Calgary author finds radical connections in his novel about the summer of love
http://www.calgaryherald.com/life/Back/2335854/story.html
By Eric Volmers
December 13, 2009
It wasn't until the late 1960s that author and poet Tom Wayman
realized his growing interest in world-altering, radical politics may
have been inherited.
Growing up, the 64-year-old's parents didn't discuss their past in
the 1930s radical movement, where they rallied for things that
perhaps now don't seem all that radical. But pushing for enhanced
social services and unemployment insurance would have you labelled a
communist back then, and certainly posed a threat to Wayman's father
as he attempted to get his PhD at the University of Toronto. By the
time the chill of 1950s McCarthyism crept across the border, Wayman's
parents -- who actually met at a Young Communist League picnic --
were keeping their past politics secret from their children in the
little town of Hawkesbury, Ont. So, when young Wayman began believing
in the I-too-can-change-the-world spirit of the 1960s, he didn't know
he was following in their footsteps or that their fears for him were
grounded in personal experience.
"They knew something about what it takes to start a social movement,"
says Wayman, currently on the publicity rounds for his newest novel,
Woodstock Rising. "I think they were nervous that I was going to get
into trouble. They have always been supportive. I mean, I wanted to
be a poet, my mother wanted me to get my PhD. That was the route out
of poverty for them. They were haunted by poverty and they were
nervous about political activity."
While this may not seem overly relevant to the plot points of
Wayman's Woodstock Rising, he admits he was thinking about the
differences between generations when writing the book. He was
thinking about the sort of optimism that was scared out of his
parents' generation and appeared to be buried in cynicism for the
ones that followed his. Now an associate professor in the University
of Calgary's English department and an established Canadian poet,
Wayman has more than 40 years experience instructing wide-eyed youth
at post-secondary institutions. It's given him a front-row seat in
witnessing a shift in attitude over the years.
"People are cynical," he says. "Not just about the politics, but
about hope for the future. And that kind of cynicism paralyzes people
-- 'Why bother trying, if nothing is going to change?' We thought
very differently. We thought we could change everything."
Which may sound like Wayman views the 1960s through an aging hippie's
rose-coloured glasses rather than historic objectivity. But Wayman
says he was trying to capture the complete spirit of the 1960s in
Woodstock Rising, painting it in all its psychedelic, tie-dyed glory.

_ _ _ _ _ _ _

Written request: Render into French the following sentence from the article about Tom Wayman: "They were haunted by poverty and they were nervous about political activity."

_ _ _ _ _ _ _

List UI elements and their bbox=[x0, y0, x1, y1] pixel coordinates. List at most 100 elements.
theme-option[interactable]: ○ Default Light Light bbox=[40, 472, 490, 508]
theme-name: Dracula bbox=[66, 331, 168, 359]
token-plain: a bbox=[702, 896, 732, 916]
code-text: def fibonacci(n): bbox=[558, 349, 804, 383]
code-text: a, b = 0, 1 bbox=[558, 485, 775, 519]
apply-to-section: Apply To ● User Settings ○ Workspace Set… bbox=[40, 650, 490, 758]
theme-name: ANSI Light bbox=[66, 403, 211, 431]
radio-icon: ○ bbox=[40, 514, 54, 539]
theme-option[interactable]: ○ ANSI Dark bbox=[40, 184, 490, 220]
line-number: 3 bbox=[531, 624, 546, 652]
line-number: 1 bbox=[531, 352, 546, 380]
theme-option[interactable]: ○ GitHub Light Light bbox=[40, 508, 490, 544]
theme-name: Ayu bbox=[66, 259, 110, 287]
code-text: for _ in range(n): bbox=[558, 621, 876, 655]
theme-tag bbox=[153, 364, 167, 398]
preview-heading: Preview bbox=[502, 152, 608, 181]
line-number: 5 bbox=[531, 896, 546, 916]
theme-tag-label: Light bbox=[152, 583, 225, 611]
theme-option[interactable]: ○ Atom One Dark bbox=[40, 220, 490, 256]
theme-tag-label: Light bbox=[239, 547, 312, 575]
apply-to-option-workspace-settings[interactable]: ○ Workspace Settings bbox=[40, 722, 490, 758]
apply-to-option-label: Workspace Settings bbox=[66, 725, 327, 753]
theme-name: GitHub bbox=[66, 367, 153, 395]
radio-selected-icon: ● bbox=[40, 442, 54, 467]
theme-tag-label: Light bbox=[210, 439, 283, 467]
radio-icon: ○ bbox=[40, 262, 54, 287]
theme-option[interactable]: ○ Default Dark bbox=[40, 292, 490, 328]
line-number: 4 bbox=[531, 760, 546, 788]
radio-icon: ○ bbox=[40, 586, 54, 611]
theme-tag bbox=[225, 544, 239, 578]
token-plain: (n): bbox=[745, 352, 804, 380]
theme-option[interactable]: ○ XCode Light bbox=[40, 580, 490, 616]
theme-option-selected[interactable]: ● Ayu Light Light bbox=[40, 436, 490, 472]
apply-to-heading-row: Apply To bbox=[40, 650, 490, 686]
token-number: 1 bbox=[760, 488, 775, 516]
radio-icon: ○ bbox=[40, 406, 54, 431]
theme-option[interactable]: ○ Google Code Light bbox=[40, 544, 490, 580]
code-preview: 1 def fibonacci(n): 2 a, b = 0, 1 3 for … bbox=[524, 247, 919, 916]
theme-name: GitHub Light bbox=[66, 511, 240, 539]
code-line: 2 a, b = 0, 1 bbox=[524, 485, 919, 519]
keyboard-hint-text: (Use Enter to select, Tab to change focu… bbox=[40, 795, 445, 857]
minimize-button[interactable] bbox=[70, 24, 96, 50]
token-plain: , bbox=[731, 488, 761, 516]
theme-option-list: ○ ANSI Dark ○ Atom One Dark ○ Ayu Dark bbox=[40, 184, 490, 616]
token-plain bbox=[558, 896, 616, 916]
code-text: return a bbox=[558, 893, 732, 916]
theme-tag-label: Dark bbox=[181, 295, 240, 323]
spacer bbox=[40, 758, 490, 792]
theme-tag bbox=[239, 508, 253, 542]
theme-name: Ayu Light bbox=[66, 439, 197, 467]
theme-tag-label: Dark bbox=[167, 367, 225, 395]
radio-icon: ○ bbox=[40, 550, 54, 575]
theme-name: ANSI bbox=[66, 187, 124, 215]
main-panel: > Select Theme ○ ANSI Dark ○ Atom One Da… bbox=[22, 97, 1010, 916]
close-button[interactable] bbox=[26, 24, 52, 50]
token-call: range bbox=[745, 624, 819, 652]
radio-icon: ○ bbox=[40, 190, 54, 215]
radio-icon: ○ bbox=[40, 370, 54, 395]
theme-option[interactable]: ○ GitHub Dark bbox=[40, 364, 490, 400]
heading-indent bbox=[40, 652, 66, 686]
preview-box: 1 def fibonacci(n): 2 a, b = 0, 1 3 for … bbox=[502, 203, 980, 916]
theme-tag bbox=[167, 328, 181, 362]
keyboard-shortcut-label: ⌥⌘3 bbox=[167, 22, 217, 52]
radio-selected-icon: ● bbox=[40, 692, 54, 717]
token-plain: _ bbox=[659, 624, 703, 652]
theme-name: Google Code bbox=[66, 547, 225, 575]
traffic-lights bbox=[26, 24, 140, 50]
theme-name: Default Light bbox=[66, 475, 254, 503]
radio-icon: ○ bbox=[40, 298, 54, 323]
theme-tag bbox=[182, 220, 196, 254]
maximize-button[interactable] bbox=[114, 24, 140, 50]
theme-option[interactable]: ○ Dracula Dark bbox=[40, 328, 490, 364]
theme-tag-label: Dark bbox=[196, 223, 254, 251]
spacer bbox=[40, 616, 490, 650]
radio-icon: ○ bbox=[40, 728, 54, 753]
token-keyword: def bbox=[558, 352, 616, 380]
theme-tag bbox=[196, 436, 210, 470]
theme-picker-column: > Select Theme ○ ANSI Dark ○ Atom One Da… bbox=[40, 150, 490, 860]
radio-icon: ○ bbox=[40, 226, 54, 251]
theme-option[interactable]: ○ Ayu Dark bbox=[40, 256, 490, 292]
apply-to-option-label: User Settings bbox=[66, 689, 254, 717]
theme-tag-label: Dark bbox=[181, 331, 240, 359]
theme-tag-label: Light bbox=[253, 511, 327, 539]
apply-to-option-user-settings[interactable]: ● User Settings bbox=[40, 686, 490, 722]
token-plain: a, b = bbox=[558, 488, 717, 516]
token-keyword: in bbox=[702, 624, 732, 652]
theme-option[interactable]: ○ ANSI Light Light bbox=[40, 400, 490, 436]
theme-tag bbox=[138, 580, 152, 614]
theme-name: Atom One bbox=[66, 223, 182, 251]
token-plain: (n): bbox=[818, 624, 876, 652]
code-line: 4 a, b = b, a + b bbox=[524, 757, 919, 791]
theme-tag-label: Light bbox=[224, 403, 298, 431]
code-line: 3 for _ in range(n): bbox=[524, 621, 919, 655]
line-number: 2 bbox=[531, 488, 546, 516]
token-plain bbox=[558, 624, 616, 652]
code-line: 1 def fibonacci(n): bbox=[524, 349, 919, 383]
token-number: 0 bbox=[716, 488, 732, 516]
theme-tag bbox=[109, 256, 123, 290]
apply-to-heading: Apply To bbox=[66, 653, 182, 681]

_ _ _ _ _ _ _

Solution for this task: Ils étaient hantés par la pauvreté et ils étaient inquiets à l'égard de l'activité politique.